■ Material supplied
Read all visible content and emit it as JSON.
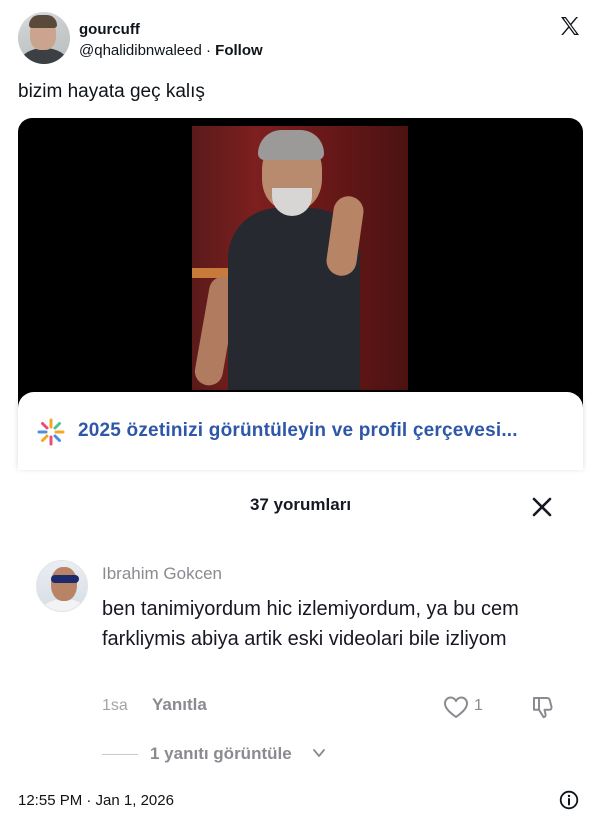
{
  "tweet": {
    "author_name": "gourcuff",
    "handle": "@qhalidibnwaleed",
    "separator": " · ",
    "follow_label": "Follow",
    "text": "bizim hayata geç kalış",
    "timestamp": "12:55 PM · Jan 1, 2026"
  },
  "promo": {
    "text": "2025 özetinizi görüntüleyin ve profil çerçevesi...",
    "accent_color": "#2f57a8"
  },
  "comments": {
    "count_label": "37 yorumları"
  },
  "comment": {
    "author": "Ibrahim Gokcen",
    "text": "ben tanimiyordum hic izlemiyordum, ya bu cem farkliymis abiya artik eski videolari bile izliyom",
    "time_ago": "1sa",
    "reply_label": "Yanıtla",
    "like_count": "1",
    "view_replies_label": "1 yanıtı görüntüle"
  },
  "icons": {
    "x_logo": "x-logo-icon",
    "promo": "sparkle-icon",
    "close": "close-icon",
    "like": "heart-icon",
    "dislike": "thumbs-down-icon",
    "chevron": "chevron-down-icon",
    "info": "info-icon"
  }
}
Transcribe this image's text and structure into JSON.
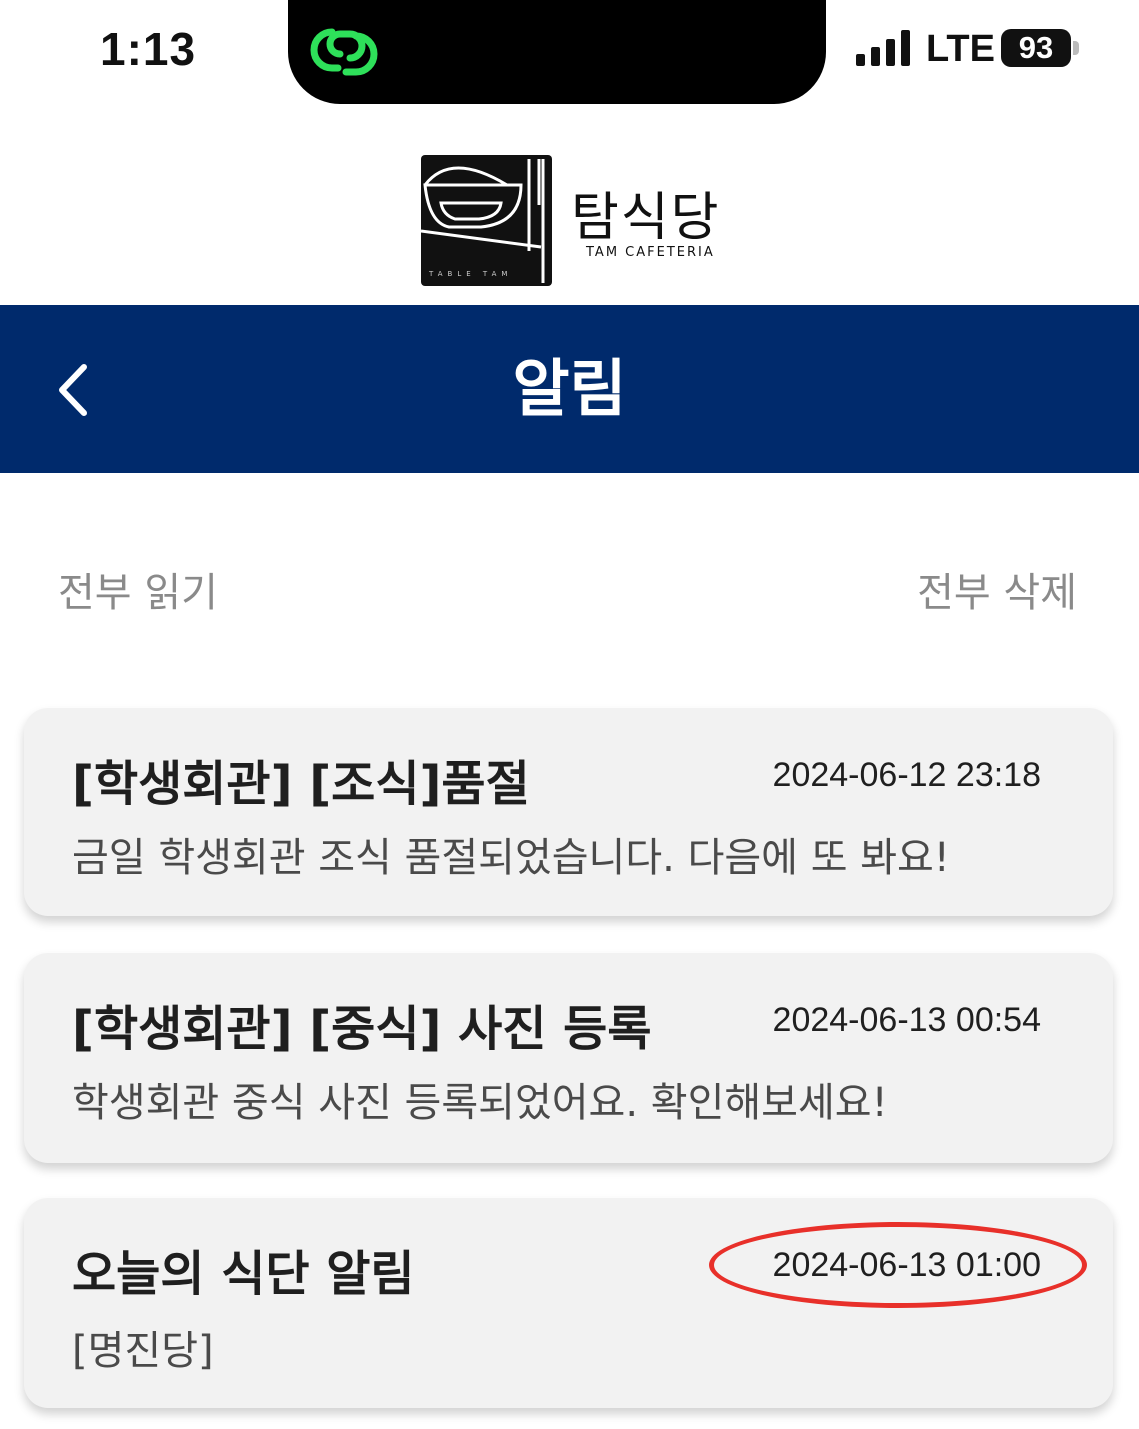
{
  "status_bar": {
    "time": "1:13",
    "network": "LTE",
    "battery": "93"
  },
  "logo": {
    "name": "탐식당",
    "subtitle": "TAM CAFETERIA",
    "mark_text": "TABLE TAM"
  },
  "header": {
    "title": "알림",
    "background": "#002a6c"
  },
  "actions": {
    "read_all": "전부 읽기",
    "delete_all": "전부 삭제"
  },
  "notifications": [
    {
      "title": "[학생회관] [조식]품절",
      "date": "2024-06-12 23:18",
      "body": "금일 학생회관 조식 품절되었습니다. 다음에 또 봐요!"
    },
    {
      "title": "[학생회관] [중식] 사진 등록",
      "date": "2024-06-13 00:54",
      "body": "학생회관 중식 사진 등록되었어요. 확인해보세요!"
    },
    {
      "title": "오늘의 식단 알림",
      "date": "2024-06-13 01:00",
      "body": "[명진당]"
    }
  ],
  "annotation": {
    "color": "#e8302a",
    "target": "notifications.2.date"
  }
}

■ Exercise objective
Copy each line of the records that contains the word "notifications".

■ Task solution
  "notifications": [
    "target": "notifications.2.date"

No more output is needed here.